__DESCRIPTION OF THE TASK__:
Return every line below in which "title" appears.
.....
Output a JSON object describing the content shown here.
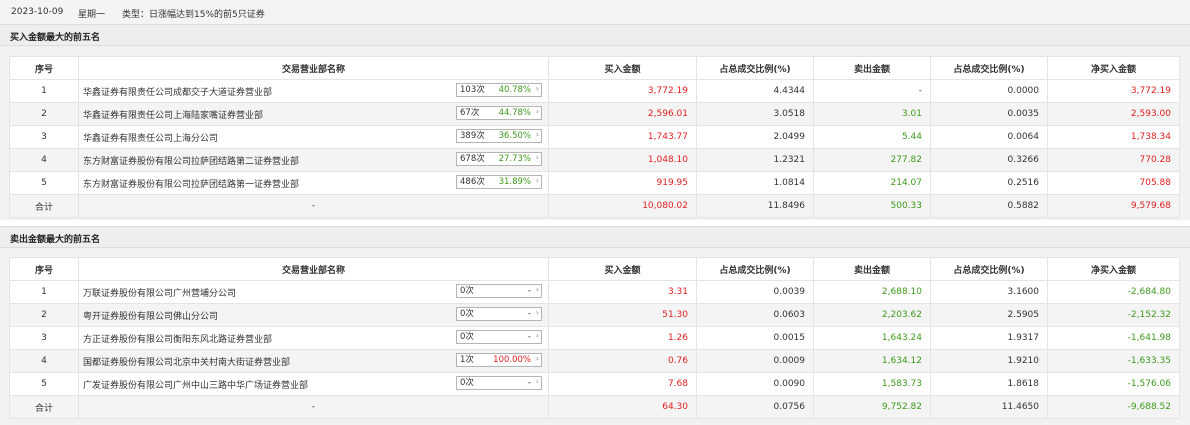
{
  "topbar": {
    "date": "2023-10-09",
    "weekday": "星期一",
    "type_label": "类型：日涨幅达到15%的前5只证券"
  },
  "columns": [
    "序号",
    "交易营业部名称",
    "买入金额",
    "占总成交比例(%)",
    "卖出金额",
    "占总成交比例(%)",
    "净买入金额"
  ],
  "colors": {
    "positive": "#e01e1e",
    "negative": "#3d9a1c"
  },
  "buy_section": {
    "title": "买入金额最大的前五名",
    "rows": [
      {
        "idx": "1",
        "name": "华鑫证券有限责任公司成都交子大道证券营业部",
        "count": "103次",
        "pct": "40.78%",
        "buy": "3,772.19",
        "buy_ratio": "4.4344",
        "sell": "-",
        "sell_ratio": "0.0000",
        "net": "3,772.19"
      },
      {
        "idx": "2",
        "name": "华鑫证券有限责任公司上海陆家嘴证券营业部",
        "count": "67次",
        "pct": "44.78%",
        "buy": "2,596.01",
        "buy_ratio": "3.0518",
        "sell": "3.01",
        "sell_ratio": "0.0035",
        "net": "2,593.00"
      },
      {
        "idx": "3",
        "name": "华鑫证券有限责任公司上海分公司",
        "count": "389次",
        "pct": "36.50%",
        "buy": "1,743.77",
        "buy_ratio": "2.0499",
        "sell": "5.44",
        "sell_ratio": "0.0064",
        "net": "1,738.34"
      },
      {
        "idx": "4",
        "name": "东方财富证券股份有限公司拉萨团结路第二证券营业部",
        "count": "678次",
        "pct": "27.73%",
        "buy": "1,048.10",
        "buy_ratio": "1.2321",
        "sell": "277.82",
        "sell_ratio": "0.3266",
        "net": "770.28"
      },
      {
        "idx": "5",
        "name": "东方财富证券股份有限公司拉萨团结路第一证券营业部",
        "count": "486次",
        "pct": "31.89%",
        "buy": "919.95",
        "buy_ratio": "1.0814",
        "sell": "214.07",
        "sell_ratio": "0.2516",
        "net": "705.88"
      }
    ],
    "total": {
      "label": "合计",
      "name": "-",
      "buy": "10,080.02",
      "buy_ratio": "11.8496",
      "sell": "500.33",
      "sell_ratio": "0.5882",
      "net": "9,579.68"
    }
  },
  "sell_section": {
    "title": "卖出金额最大的前五名",
    "rows": [
      {
        "idx": "1",
        "name": "万联证券股份有限公司广州营埔分公司",
        "count": "0次",
        "pct": "-",
        "buy": "3.31",
        "buy_ratio": "0.0039",
        "sell": "2,688.10",
        "sell_ratio": "3.1600",
        "net": "-2,684.80"
      },
      {
        "idx": "2",
        "name": "粤开证券股份有限公司佛山分公司",
        "count": "0次",
        "pct": "-",
        "buy": "51.30",
        "buy_ratio": "0.0603",
        "sell": "2,203.62",
        "sell_ratio": "2.5905",
        "net": "-2,152.32"
      },
      {
        "idx": "3",
        "name": "方正证券股份有限公司衡阳东风北路证券营业部",
        "count": "0次",
        "pct": "-",
        "buy": "1.26",
        "buy_ratio": "0.0015",
        "sell": "1,643.24",
        "sell_ratio": "1.9317",
        "net": "-1,641.98"
      },
      {
        "idx": "4",
        "name": "国都证券股份有限公司北京中关村南大街证券营业部",
        "count": "1次",
        "pct": "100.00%",
        "buy": "0.76",
        "buy_ratio": "0.0009",
        "sell": "1,634.12",
        "sell_ratio": "1.9210",
        "net": "-1,633.35"
      },
      {
        "idx": "5",
        "name": "广发证券股份有限公司广州中山三路中华广场证券营业部",
        "count": "0次",
        "pct": "-",
        "buy": "7.68",
        "buy_ratio": "0.0090",
        "sell": "1,583.73",
        "sell_ratio": "1.8618",
        "net": "-1,576.06"
      }
    ],
    "total": {
      "label": "合计",
      "name": "-",
      "buy": "64.30",
      "buy_ratio": "0.0756",
      "sell": "9,752.82",
      "sell_ratio": "11.4650",
      "net": "-9,688.52"
    }
  }
}
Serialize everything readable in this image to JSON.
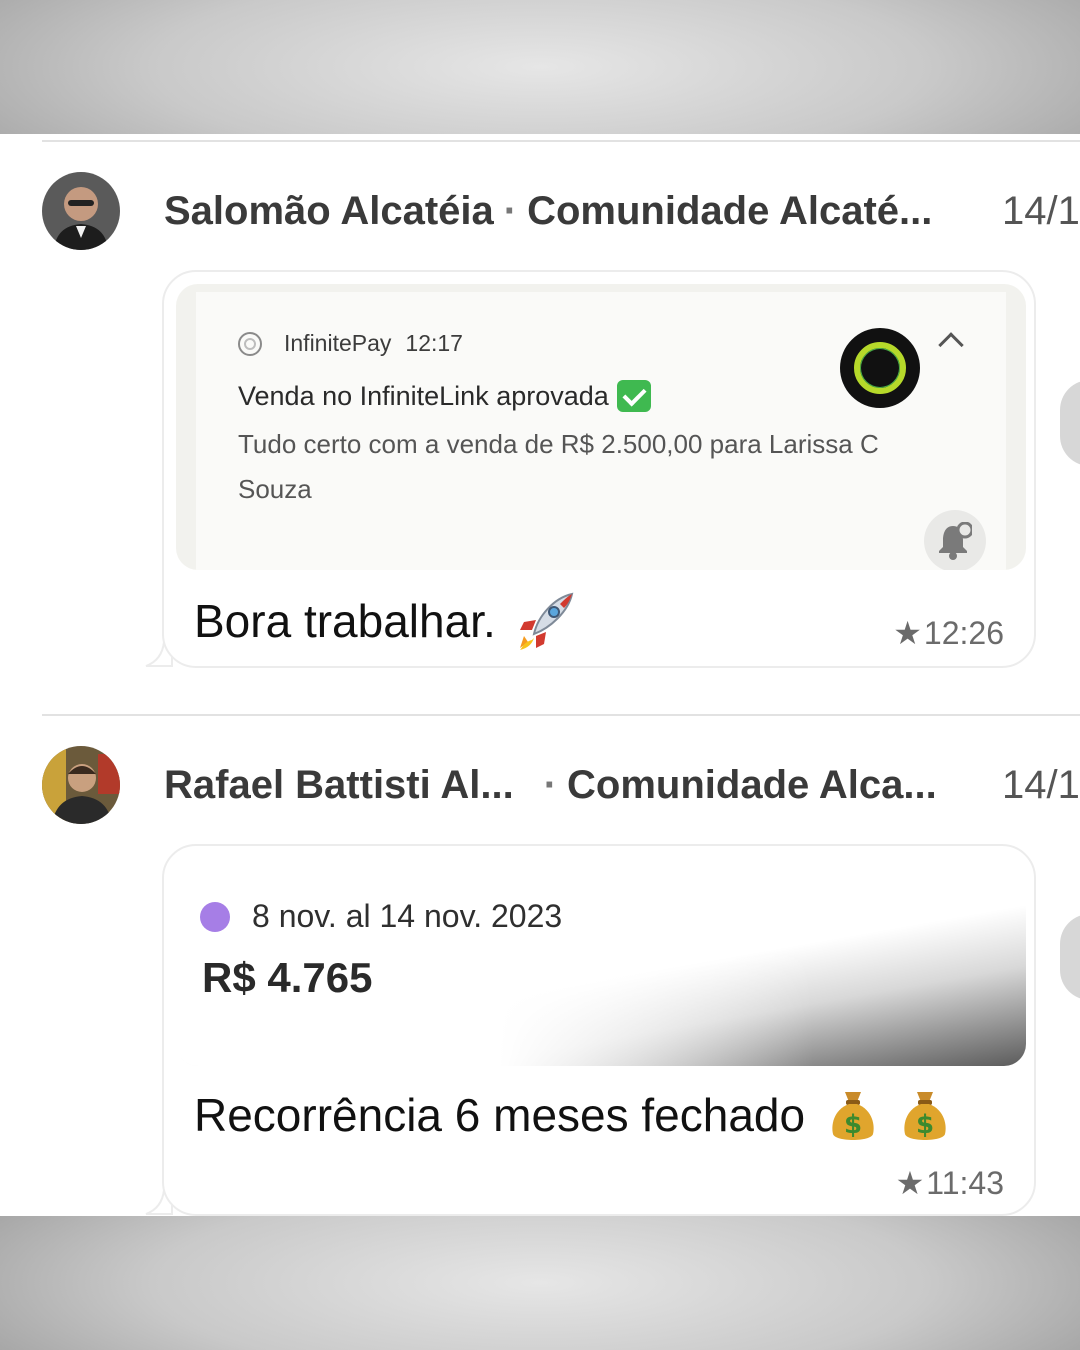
{
  "messages": [
    {
      "author": "Salomão Alcatéia",
      "group": "Comunidade Alcaté...",
      "date": "14/1",
      "notification": {
        "app": "InfinitePay",
        "time": "12:17",
        "title": "Venda no InfiniteLink aprovada",
        "body": "Tudo certo com a venda de R$ 2.500,00 para Larissa C Souza"
      },
      "text": "Bora trabalhar.",
      "timestamp": "12:26",
      "starred": true
    },
    {
      "author": "Rafael Battisti Al...",
      "group": "Comunidade Alca...",
      "date": "14/1",
      "card": {
        "range": "8 nov. al 14 nov. 2023",
        "amount": "R$ 4.765"
      },
      "text": "Recorrência 6 meses fechado",
      "timestamp": "11:43",
      "starred": true
    }
  ],
  "separator": "·",
  "star_glyph": "★",
  "icons": [
    "avatar",
    "infinitepay-icon",
    "check-emoji-icon",
    "ring-app-icon",
    "chevron-up-icon",
    "bell-snooze-icon",
    "rocket-emoji-icon",
    "money-bag-emoji-icon",
    "star-icon"
  ],
  "colors": {
    "dot": "#a67ee6",
    "check": "#3fb950",
    "ring": "#b6d92a"
  }
}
.....
__TASK RESULT__:
    "title": "买入金额最大的前五名",
    "title": "卖出金额最大的前五名",
        "title": "Venda no InfiniteLink aprovada",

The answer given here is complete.